* _WHAT YOU HAVE TO DO_
Below is a listing to write out in full, exactly as given, without its pictures.

* _EXERCISE INPUTS_
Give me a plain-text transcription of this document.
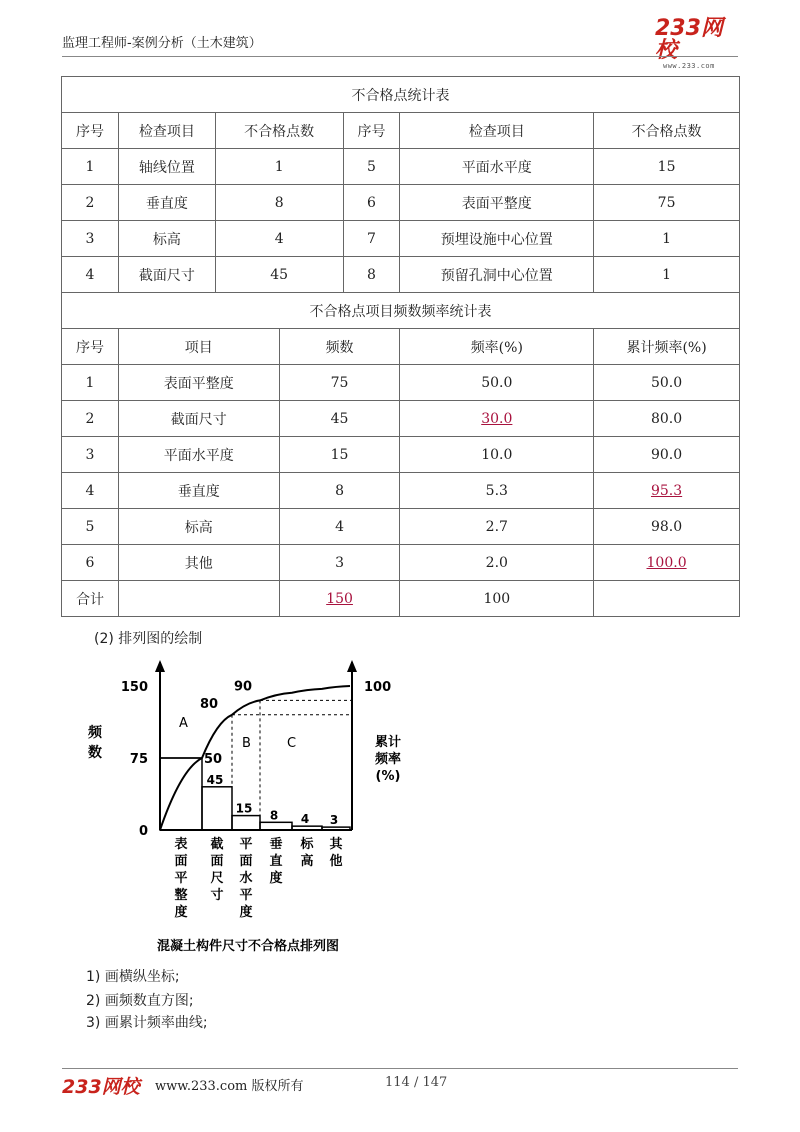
监理工程师-案例分析（土木建筑）
233网校
www.233.com
不合格点统计表						
序号	检查项目	不合格点数		序号	检查项目	不合格点数
1	轴线位置	1		5	平面水平度	15
2	垂直度	8		6	表面平整度	75
3	标高	4		7	预埋设施中心位置	1
4	截面尺寸	45		8	预留孔洞中心位置	1
不合格点项目频数频率统计表						
序号	项目		频数		频率(%)	累计频率(%)
1	表面平整度		75		50.0	50.0
2	截面尺寸		45		30.0	80.0
3	平面水平度		15		10.0	90.0
4	垂直度		8		5.3	95.3
5	标高		4		2.7	98.0
6	其他		3		2.0	100.0
合计			150		100	
(2) 排列图的绘制
表
面
平
整
度
45
截
面
尺
寸
15
平
面
水
平
度
8
垂
直
度
4
标
高
3
其
他
150
75
0
100
50
80
90
A
B	C
频
数
累计
频率
(%)
混凝土构件尺寸不合格点排列图
1) 画横纵坐标;
2) 画频数直方图;
3) 画累计频率曲线;
233网校 www.233.com 版权所有	114 / 147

* _RESPONSE_
Give me a plain-text transcription of this document.
监理工程师-案例分析（土木建筑）
233网校
www.233.com
不合格点统计表						
序号	检查项目	不合格点数		序号	检查项目	不合格点数
1	轴线位置	1		5	平面水平度	15
2	垂直度	8		6	表面平整度	75
3	标高	4		7	预埋设施中心位置	1
4	截面尺寸	45		8	预留孔洞中心位置	1
不合格点项目频数频率统计表						
序号	项目		频数		频率(%)	累计频率(%)
1	表面平整度		75		50.0	50.0
2	截面尺寸		45		30.0	80.0
3	平面水平度		15		10.0	90.0
4	垂直度		8		5.3	95.3
5	标高		4		2.7	98.0
6	其他		3		2.0	100.0
合计			150		100	
(2) 排列图的绘制
表
面
平
整
度
45
截
面
尺
寸
15
平
面
水
平
度
8
垂
直
度
4
标
高
3
其
他
150
75
0
100
50
80
90
A
B	C
频
数
累计
频率
(%)
混凝土构件尺寸不合格点排列图
1) 画横纵坐标;
2) 画频数直方图;
3) 画累计频率曲线;
233网校 www.233.com 版权所有	114 / 147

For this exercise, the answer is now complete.